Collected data
■ ■ ■ ■ ■

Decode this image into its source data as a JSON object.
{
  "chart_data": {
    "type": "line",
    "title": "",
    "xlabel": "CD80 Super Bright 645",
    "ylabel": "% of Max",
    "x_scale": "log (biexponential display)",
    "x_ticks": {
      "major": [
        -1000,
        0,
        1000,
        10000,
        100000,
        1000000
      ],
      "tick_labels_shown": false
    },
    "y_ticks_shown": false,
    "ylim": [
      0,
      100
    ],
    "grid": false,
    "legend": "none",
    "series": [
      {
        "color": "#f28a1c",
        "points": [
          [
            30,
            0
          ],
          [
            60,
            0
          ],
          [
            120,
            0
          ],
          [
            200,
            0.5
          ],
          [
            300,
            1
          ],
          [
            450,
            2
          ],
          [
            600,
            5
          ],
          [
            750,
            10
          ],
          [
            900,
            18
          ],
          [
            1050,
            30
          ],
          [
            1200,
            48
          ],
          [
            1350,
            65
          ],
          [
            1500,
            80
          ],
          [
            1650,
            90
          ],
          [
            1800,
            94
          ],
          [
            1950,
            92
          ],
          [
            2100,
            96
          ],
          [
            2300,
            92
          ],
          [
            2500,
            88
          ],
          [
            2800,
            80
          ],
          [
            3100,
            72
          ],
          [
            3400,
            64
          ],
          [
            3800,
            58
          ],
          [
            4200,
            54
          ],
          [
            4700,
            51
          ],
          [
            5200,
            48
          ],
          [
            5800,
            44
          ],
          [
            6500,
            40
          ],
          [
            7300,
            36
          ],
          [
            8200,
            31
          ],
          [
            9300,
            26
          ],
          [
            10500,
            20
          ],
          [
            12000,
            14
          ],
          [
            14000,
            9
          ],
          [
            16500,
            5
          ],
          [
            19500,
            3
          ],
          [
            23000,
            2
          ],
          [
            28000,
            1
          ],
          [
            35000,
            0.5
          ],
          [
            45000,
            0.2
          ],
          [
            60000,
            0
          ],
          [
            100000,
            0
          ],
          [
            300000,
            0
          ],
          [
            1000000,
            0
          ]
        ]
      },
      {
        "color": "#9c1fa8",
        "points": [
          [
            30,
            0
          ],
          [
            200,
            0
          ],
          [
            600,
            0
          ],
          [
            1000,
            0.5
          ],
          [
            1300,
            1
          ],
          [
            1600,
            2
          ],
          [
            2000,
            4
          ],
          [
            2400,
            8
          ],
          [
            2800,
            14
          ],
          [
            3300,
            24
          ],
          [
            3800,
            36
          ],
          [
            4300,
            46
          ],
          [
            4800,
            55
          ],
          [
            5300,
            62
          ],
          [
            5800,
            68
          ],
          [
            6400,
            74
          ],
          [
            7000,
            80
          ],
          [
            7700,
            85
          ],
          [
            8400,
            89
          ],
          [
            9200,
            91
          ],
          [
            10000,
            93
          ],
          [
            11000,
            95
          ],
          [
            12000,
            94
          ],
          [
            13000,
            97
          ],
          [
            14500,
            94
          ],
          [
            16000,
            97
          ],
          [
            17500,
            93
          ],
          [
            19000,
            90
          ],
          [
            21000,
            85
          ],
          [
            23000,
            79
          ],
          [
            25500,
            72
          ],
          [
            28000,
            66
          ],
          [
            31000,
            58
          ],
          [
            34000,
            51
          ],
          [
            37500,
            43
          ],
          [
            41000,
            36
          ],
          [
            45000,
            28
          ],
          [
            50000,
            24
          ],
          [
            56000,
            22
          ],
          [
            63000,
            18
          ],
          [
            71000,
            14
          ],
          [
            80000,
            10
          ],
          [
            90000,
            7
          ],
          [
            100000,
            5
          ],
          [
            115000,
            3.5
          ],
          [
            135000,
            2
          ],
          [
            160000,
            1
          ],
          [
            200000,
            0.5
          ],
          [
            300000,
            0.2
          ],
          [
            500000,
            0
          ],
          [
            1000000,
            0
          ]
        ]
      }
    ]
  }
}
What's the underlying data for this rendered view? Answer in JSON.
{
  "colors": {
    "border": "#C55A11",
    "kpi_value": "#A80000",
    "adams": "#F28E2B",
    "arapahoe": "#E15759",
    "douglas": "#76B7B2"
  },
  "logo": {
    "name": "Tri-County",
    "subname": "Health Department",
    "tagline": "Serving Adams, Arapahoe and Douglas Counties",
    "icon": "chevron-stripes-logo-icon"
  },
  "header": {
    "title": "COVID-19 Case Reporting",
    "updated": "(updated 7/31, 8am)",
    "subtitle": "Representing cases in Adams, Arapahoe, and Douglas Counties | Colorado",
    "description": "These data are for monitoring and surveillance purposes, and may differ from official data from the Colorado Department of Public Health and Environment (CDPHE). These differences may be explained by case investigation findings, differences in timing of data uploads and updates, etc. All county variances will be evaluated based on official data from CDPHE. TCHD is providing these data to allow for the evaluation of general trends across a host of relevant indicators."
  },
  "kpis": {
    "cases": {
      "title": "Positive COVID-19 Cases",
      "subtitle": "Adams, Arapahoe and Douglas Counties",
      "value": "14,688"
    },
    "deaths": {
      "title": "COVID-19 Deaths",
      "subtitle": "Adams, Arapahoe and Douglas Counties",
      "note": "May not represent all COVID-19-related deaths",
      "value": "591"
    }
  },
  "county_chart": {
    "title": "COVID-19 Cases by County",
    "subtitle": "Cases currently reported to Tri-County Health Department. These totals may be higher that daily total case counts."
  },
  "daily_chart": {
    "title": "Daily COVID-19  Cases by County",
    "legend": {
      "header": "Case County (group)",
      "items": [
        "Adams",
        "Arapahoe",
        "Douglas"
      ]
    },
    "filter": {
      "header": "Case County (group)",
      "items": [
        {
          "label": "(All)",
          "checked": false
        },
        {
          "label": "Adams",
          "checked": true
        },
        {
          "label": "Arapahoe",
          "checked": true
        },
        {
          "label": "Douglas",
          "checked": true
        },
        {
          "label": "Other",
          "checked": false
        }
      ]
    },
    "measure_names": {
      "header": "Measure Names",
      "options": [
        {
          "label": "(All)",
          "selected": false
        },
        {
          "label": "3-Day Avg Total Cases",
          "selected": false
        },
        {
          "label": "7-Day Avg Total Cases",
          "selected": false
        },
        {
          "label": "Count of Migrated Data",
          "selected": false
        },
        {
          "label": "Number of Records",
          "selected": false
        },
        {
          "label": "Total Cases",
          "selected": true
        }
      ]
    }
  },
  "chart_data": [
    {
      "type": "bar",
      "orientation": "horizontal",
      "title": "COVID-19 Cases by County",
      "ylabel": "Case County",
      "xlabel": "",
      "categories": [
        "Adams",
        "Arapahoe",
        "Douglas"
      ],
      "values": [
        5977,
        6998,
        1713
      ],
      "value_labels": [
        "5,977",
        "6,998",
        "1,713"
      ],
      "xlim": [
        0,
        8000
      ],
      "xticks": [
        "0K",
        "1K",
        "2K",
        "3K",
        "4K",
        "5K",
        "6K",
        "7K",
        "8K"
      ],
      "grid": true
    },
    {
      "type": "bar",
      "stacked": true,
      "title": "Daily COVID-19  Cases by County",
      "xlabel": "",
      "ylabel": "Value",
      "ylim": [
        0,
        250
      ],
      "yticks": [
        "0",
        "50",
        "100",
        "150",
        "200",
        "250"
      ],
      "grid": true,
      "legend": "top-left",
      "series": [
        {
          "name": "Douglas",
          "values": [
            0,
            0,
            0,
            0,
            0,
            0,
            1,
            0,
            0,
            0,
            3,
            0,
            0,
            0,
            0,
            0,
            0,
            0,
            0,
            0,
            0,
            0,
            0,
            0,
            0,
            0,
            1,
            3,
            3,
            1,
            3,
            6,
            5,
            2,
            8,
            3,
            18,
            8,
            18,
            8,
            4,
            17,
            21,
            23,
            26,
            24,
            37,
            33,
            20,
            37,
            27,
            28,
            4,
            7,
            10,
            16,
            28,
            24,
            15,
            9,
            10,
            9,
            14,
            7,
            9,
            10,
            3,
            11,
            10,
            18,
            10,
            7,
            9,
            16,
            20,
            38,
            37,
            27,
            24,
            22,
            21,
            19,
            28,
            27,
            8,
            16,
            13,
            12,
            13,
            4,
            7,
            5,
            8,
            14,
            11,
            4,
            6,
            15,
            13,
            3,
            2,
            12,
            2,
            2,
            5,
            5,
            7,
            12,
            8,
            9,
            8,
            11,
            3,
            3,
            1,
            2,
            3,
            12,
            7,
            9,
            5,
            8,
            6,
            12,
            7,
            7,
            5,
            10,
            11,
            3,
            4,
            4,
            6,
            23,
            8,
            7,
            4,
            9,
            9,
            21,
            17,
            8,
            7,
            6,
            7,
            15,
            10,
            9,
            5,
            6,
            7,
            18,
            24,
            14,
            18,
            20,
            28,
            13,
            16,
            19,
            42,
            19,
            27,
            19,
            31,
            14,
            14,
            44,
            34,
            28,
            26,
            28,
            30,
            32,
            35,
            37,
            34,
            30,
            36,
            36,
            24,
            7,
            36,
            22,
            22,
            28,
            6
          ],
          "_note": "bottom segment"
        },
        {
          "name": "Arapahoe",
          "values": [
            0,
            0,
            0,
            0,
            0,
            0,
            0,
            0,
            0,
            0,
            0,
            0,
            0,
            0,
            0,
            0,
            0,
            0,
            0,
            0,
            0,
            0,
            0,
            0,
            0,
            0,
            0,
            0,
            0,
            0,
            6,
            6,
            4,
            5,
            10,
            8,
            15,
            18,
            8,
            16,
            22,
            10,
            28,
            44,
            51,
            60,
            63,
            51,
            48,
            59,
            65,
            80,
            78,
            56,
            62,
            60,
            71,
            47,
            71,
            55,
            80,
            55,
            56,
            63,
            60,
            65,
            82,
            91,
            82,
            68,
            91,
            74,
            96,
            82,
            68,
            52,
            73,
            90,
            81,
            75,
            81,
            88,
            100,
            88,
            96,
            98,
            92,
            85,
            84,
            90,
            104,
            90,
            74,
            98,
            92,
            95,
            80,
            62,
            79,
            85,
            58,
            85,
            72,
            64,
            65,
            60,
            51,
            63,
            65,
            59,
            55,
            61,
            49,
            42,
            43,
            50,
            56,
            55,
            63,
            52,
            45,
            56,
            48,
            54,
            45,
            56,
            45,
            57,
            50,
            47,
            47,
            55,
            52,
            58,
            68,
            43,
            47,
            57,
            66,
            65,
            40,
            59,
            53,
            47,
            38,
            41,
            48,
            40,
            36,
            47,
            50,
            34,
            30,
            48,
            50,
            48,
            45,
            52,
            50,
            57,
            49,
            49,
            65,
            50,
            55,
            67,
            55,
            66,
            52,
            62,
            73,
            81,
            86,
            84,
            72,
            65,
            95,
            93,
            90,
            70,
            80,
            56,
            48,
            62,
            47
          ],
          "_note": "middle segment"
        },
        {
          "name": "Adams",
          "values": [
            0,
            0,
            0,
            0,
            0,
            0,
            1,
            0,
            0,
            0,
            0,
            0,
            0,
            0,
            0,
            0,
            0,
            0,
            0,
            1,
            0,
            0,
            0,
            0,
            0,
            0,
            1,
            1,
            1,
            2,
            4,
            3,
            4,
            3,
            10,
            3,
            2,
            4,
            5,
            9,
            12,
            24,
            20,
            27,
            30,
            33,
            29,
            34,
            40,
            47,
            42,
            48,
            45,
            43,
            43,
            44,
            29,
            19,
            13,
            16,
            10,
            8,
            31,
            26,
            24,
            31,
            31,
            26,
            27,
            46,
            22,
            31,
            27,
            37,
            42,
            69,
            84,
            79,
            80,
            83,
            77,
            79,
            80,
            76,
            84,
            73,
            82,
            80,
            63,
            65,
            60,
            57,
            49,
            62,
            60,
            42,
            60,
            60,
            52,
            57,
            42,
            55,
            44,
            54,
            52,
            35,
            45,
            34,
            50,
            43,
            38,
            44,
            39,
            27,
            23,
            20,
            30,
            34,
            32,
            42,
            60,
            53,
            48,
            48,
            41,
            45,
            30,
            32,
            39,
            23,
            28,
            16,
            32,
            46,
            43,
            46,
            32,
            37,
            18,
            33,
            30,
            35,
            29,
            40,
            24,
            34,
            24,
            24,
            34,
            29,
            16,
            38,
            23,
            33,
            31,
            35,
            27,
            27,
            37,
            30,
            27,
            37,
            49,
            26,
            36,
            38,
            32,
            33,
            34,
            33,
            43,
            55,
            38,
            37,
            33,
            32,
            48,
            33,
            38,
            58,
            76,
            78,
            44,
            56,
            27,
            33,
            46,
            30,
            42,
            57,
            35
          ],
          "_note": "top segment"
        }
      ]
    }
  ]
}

■ ■ ■ ■ ■

* Exercise requirements:
From the records above, pull out each line that has "true".

* Answer for this exercise:
          "checked": true
          "checked": true
          "checked": true
          "selected": true
      "grid": true
      "stacked": true,
      "grid": true,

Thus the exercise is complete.